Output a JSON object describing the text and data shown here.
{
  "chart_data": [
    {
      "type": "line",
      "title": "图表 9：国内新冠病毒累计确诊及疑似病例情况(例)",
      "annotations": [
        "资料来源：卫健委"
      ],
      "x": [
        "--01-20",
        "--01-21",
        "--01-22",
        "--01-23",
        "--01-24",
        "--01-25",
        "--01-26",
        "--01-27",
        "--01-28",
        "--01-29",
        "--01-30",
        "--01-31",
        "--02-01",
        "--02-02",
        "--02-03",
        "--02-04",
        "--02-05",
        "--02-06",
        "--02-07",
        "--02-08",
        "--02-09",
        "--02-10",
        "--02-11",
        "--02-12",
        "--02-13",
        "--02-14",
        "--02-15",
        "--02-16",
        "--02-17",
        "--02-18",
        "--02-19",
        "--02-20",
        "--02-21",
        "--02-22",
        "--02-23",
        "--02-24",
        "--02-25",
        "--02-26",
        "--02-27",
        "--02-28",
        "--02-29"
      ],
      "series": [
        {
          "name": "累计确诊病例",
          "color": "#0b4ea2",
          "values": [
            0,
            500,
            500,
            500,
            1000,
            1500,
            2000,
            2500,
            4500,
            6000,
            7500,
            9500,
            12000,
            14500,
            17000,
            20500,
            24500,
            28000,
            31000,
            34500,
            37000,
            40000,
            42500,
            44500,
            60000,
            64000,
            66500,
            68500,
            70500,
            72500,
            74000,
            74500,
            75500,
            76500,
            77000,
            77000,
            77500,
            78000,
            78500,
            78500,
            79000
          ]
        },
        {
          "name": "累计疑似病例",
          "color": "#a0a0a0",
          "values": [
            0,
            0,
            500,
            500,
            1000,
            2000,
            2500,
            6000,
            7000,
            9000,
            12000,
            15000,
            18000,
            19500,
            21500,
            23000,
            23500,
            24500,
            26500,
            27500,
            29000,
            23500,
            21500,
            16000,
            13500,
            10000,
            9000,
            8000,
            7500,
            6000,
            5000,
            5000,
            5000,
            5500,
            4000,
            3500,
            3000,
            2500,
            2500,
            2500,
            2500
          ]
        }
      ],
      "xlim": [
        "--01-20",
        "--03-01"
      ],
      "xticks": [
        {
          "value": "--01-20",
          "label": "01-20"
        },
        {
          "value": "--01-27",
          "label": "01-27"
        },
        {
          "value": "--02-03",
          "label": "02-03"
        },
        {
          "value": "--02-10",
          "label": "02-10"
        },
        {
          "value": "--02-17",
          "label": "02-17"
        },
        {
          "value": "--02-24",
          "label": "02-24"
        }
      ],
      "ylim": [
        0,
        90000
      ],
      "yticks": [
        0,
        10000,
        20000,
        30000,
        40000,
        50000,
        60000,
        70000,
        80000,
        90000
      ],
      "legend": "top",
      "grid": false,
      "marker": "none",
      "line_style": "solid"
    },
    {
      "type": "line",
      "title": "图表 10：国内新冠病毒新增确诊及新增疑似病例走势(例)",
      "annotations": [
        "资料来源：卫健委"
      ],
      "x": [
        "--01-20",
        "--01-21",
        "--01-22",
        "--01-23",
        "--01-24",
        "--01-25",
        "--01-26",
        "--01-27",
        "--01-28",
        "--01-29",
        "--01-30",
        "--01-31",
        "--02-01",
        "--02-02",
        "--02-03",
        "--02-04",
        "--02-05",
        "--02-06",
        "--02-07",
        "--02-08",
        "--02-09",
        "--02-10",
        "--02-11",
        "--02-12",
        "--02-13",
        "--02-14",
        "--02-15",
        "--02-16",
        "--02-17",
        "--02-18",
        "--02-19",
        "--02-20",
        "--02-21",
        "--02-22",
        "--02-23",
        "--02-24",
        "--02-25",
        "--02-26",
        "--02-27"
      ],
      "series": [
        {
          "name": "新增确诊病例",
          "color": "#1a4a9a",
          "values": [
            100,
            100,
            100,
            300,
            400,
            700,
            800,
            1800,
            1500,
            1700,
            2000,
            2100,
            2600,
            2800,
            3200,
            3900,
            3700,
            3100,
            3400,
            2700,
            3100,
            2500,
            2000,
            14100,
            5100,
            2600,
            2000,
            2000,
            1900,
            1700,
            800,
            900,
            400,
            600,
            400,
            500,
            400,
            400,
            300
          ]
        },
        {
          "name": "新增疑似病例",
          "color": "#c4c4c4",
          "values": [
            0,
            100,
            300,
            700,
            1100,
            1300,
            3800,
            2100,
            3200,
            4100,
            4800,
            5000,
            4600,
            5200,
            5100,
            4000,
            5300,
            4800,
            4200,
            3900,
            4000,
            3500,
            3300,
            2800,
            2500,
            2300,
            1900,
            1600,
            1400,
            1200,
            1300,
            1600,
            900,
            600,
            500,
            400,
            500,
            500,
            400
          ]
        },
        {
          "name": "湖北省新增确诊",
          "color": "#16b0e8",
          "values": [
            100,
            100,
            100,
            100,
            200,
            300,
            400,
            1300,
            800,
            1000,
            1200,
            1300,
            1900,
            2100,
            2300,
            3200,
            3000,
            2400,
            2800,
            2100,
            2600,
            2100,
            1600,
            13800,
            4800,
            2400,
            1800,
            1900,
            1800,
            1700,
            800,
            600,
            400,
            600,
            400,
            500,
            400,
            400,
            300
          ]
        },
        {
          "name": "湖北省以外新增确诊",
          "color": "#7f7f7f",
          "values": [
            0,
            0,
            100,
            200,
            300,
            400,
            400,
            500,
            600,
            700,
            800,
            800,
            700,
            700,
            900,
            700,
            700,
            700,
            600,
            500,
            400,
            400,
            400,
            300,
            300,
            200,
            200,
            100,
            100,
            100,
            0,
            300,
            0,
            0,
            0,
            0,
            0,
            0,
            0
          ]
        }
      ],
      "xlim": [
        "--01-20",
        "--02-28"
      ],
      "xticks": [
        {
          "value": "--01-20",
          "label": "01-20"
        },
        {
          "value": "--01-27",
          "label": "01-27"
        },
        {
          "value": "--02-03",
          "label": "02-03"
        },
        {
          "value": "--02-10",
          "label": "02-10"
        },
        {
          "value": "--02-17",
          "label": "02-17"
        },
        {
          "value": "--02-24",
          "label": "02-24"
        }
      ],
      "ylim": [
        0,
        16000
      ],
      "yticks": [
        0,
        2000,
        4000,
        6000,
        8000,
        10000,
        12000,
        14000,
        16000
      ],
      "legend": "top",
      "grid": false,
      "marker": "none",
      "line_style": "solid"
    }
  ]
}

Directions for this task:
Each record should come back exactly as written.

Task solution:
Output a JSON object describing the text and data shown here.
{
  "chart_data": [
    {
      "type": "line",
      "title": "图表 9：国内新冠病毒累计确诊及疑似病例情况(例)",
      "annotations": [
        "资料来源：卫健委"
      ],
      "x": [
        "--01-20",
        "--01-21",
        "--01-22",
        "--01-23",
        "--01-24",
        "--01-25",
        "--01-26",
        "--01-27",
        "--01-28",
        "--01-29",
        "--01-30",
        "--01-31",
        "--02-01",
        "--02-02",
        "--02-03",
        "--02-04",
        "--02-05",
        "--02-06",
        "--02-07",
        "--02-08",
        "--02-09",
        "--02-10",
        "--02-11",
        "--02-12",
        "--02-13",
        "--02-14",
        "--02-15",
        "--02-16",
        "--02-17",
        "--02-18",
        "--02-19",
        "--02-20",
        "--02-21",
        "--02-22",
        "--02-23",
        "--02-24",
        "--02-25",
        "--02-26",
        "--02-27",
        "--02-28",
        "--02-29"
      ],
      "series": [
        {
          "name": "累计确诊病例",
          "color": "#0b4ea2",
          "values": [
            0,
            500,
            500,
            500,
            1000,
            1500,
            2000,
            2500,
            4500,
            6000,
            7500,
            9500,
            12000,
            14500,
            17000,
            20500,
            24500,
            28000,
            31000,
            34500,
            37000,
            40000,
            42500,
            44500,
            60000,
            64000,
            66500,
            68500,
            70500,
            72500,
            74000,
            74500,
            75500,
            76500,
            77000,
            77000,
            77500,
            78000,
            78500,
            78500,
            79000
          ]
        },
        {
          "name": "累计疑似病例",
          "color": "#a0a0a0",
          "values": [
            0,
            0,
            500,
            500,
            1000,
            2000,
            2500,
            6000,
            7000,
            9000,
            12000,
            15000,
            18000,
            19500,
            21500,
            23000,
            23500,
            24500,
            26500,
            27500,
            29000,
            23500,
            21500,
            16000,
            13500,
            10000,
            9000,
            8000,
            7500,
            6000,
            5000,
            5000,
            5000,
            5500,
            4000,
            3500,
            3000,
            2500,
            2500,
            2500,
            2500
          ]
        }
      ],
      "xlim": [
        "--01-20",
        "--03-01"
      ],
      "xticks": [
        {
          "value": "--01-20",
          "label": "01-20"
        },
        {
          "value": "--01-27",
          "label": "01-27"
        },
        {
          "value": "--02-03",
          "label": "02-03"
        },
        {
          "value": "--02-10",
          "label": "02-10"
        },
        {
          "value": "--02-17",
          "label": "02-17"
        },
        {
          "value": "--02-24",
          "label": "02-24"
        }
      ],
      "ylim": [
        0,
        90000
      ],
      "yticks": [
        0,
        10000,
        20000,
        30000,
        40000,
        50000,
        60000,
        70000,
        80000,
        90000
      ],
      "legend": "top",
      "grid": false,
      "marker": "none",
      "line_style": "solid"
    },
    {
      "type": "line",
      "title": "图表 10：国内新冠病毒新增确诊及新增疑似病例走势(例)",
      "annotations": [
        "资料来源：卫健委"
      ],
      "x": [
        "--01-20",
        "--01-21",
        "--01-22",
        "--01-23",
        "--01-24",
        "--01-25",
        "--01-26",
        "--01-27",
        "--01-28",
        "--01-29",
        "--01-30",
        "--01-31",
        "--02-01",
        "--02-02",
        "--02-03",
        "--02-04",
        "--02-05",
        "--02-06",
        "--02-07",
        "--02-08",
        "--02-09",
        "--02-10",
        "--02-11",
        "--02-12",
        "--02-13",
        "--02-14",
        "--02-15",
        "--02-16",
        "--02-17",
        "--02-18",
        "--02-19",
        "--02-20",
        "--02-21",
        "--02-22",
        "--02-23",
        "--02-24",
        "--02-25",
        "--02-26",
        "--02-27"
      ],
      "series": [
        {
          "name": "新增确诊病例",
          "color": "#1a4a9a",
          "values": [
            100,
            100,
            100,
            300,
            400,
            700,
            800,
            1800,
            1500,
            1700,
            2000,
            2100,
            2600,
            2800,
            3200,
            3900,
            3700,
            3100,
            3400,
            2700,
            3100,
            2500,
            2000,
            14100,
            5100,
            2600,
            2000,
            2000,
            1900,
            1700,
            800,
            900,
            400,
            600,
            400,
            500,
            400,
            400,
            300
          ]
        },
        {
          "name": "新增疑似病例",
          "color": "#c4c4c4",
          "values": [
            0,
            100,
            300,
            700,
            1100,
            1300,
            3800,
            2100,
            3200,
            4100,
            4800,
            5000,
            4600,
            5200,
            5100,
            4000,
            5300,
            4800,
            4200,
            3900,
            4000,
            3500,
            3300,
            2800,
            2500,
            2300,
            1900,
            1600,
            1400,
            1200,
            1300,
            1600,
            900,
            600,
            500,
            400,
            500,
            500,
            400
          ]
        },
        {
          "name": "湖北省新增确诊",
          "color": "#16b0e8",
          "values": [
            100,
            100,
            100,
            100,
            200,
            300,
            400,
            1300,
            800,
            1000,
            1200,
            1300,
            1900,
            2100,
            2300,
            3200,
            3000,
            2400,
            2800,
            2100,
            2600,
            2100,
            1600,
            13800,
            4800,
            2400,
            1800,
            1900,
            1800,
            1700,
            800,
            600,
            400,
            600,
            400,
            500,
            400,
            400,
            300
          ]
        },
        {
          "name": "湖北省以外新增确诊",
          "color": "#7f7f7f",
          "values": [
            0,
            0,
            100,
            200,
            300,
            400,
            400,
            500,
            600,
            700,
            800,
            800,
            700,
            700,
            900,
            700,
            700,
            700,
            600,
            500,
            400,
            400,
            400,
            300,
            300,
            200,
            200,
            100,
            100,
            100,
            0,
            300,
            0,
            0,
            0,
            0,
            0,
            0,
            0
          ]
        }
      ],
      "xlim": [
        "--01-20",
        "--02-28"
      ],
      "xticks": [
        {
          "value": "--01-20",
          "label": "01-20"
        },
        {
          "value": "--01-27",
          "label": "01-27"
        },
        {
          "value": "--02-03",
          "label": "02-03"
        },
        {
          "value": "--02-10",
          "label": "02-10"
        },
        {
          "value": "--02-17",
          "label": "02-17"
        },
        {
          "value": "--02-24",
          "label": "02-24"
        }
      ],
      "ylim": [
        0,
        16000
      ],
      "yticks": [
        0,
        2000,
        4000,
        6000,
        8000,
        10000,
        12000,
        14000,
        16000
      ],
      "legend": "top",
      "grid": false,
      "marker": "none",
      "line_style": "solid"
    }
  ]
}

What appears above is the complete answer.